### Written problem
Omit the images. Copy each entry word for word.

### Data for the task
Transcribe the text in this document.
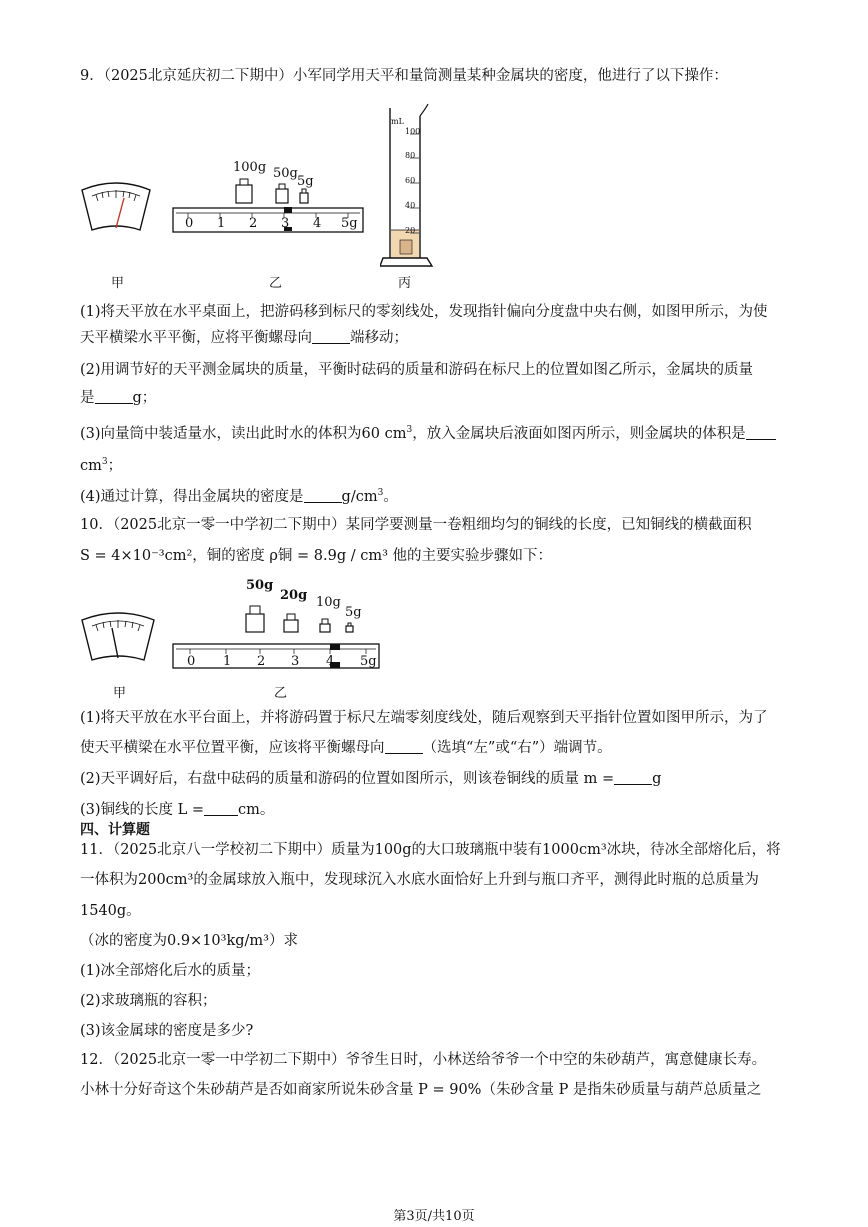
9．（2025北京延庆初二下期中）小军同学用天平和量筒测量某种金属块的密度，他进行了以下操作：
甲
100g 50g
5g
0 1 2 3 4 5g
乙
mL
100
80
60
40
20
丙
(1)将天平放在水平桌面上，把游码移到标尺的零刻线处，发现指针偏向分度盘中央右侧，如图甲所示，为使
天平横梁水平平衡，应将平衡螺母向	端移动；
(2)用调节好的天平测金属块的质量，平衡时砝码的质量和游码在标尺上的位置如图乙所示，金属块的质量
是	g；
(3)向量筒中装适量水，读出此时水的体积为60 $cm^3$，放入金属块后液面如图丙所示，则金属块的体积是
$cm^3$；
(4)通过计算，得出金属块的密度是	$g/cm^3$。
10．（2025北京一零一中学初二下期中）某同学要测量一卷粗细均匀的铜线的长度，已知铜线的横截面积
S = 4×10⁻³cm²，铜的密度 ρ铜 = 8.9g / cm³ 他的主要实验步骤如下：
甲
50g
20g 10g
5g
0 1 2 3 4 5g
乙
(1)将天平放在水平台面上，并将游码置于标尺左端零刻度线处，随后观察到天平指针位置如图甲所示，为了
使天平横梁在水平位置平衡，应该将平衡螺母向	（选填“左”或“右”）端调节。
(2)天平调好后，右盘中砝码的质量和游码的位置如图所示，则该卷铜线的质量 m =	g
(3)铜线的长度 L = cm。
四、计算题
11．（2025北京八一学校初二下期中）质量为100g的大口玻璃瓶中装有1000cm³冰块，待冰全部熔化后，将
一体积为200cm³的金属球放入瓶中，发现球沉入水底水面恰好上升到与瓶口齐平，测得此时瓶的总质量为
1540g。
（冰的密度为0.9×10³kg/m³）求
(1)冰全部熔化后水的质量；
(2)求玻璃瓶的容积；
(3)该金属球的密度是多少?
12．（2025北京一零一中学初二下期中）爷爷生日时，小林送给爷爷一个中空的朱砂葫芦，寓意健康长寿。
小林十分好奇这个朱砂葫芦是否如商家所说朱砂含量 P = 90%（朱砂含量 P 是指朱砂质量与葫芦总质量之
第3页/共10页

### Problem solution
Transcribe the text in this document.
9．（2025北京延庆初二下期中）小军同学用天平和量筒测量某种金属块的密度，他进行了以下操作：
甲
100g 50g
5g
0 1 2 3 4 5g
乙
mL
100
80
60
40
20
丙
(1)将天平放在水平桌面上，把游码移到标尺的零刻线处，发现指针偏向分度盘中央右侧，如图甲所示，为使
天平横梁水平平衡，应将平衡螺母向	端移动；
(2)用调节好的天平测金属块的质量，平衡时砝码的质量和游码在标尺上的位置如图乙所示，金属块的质量
是	g；
(3)向量筒中装适量水，读出此时水的体积为60 $cm^3$，放入金属块后液面如图丙所示，则金属块的体积是
$cm^3$；
(4)通过计算，得出金属块的密度是	$g/cm^3$。
10．（2025北京一零一中学初二下期中）某同学要测量一卷粗细均匀的铜线的长度，已知铜线的横截面积
S = 4×10⁻³cm²，铜的密度 ρ铜 = 8.9g / cm³ 他的主要实验步骤如下：
甲
50g
20g 10g
5g
0 1 2 3 4 5g
乙
(1)将天平放在水平台面上，并将游码置于标尺左端零刻度线处，随后观察到天平指针位置如图甲所示，为了
使天平横梁在水平位置平衡，应该将平衡螺母向	（选填“左”或“右”）端调节。
(2)天平调好后，右盘中砝码的质量和游码的位置如图所示，则该卷铜线的质量 m =	g
(3)铜线的长度 L = cm。
四、计算题
11．（2025北京八一学校初二下期中）质量为100g的大口玻璃瓶中装有1000cm³冰块，待冰全部熔化后，将
一体积为200cm³的金属球放入瓶中，发现球沉入水底水面恰好上升到与瓶口齐平，测得此时瓶的总质量为
1540g。
（冰的密度为0.9×10³kg/m³）求
(1)冰全部熔化后水的质量；
(2)求玻璃瓶的容积；
(3)该金属球的密度是多少?
12．（2025北京一零一中学初二下期中）爷爷生日时，小林送给爷爷一个中空的朱砂葫芦，寓意健康长寿。
小林十分好奇这个朱砂葫芦是否如商家所说朱砂含量 P = 90%（朱砂含量 P 是指朱砂质量与葫芦总质量之
第3页/共10页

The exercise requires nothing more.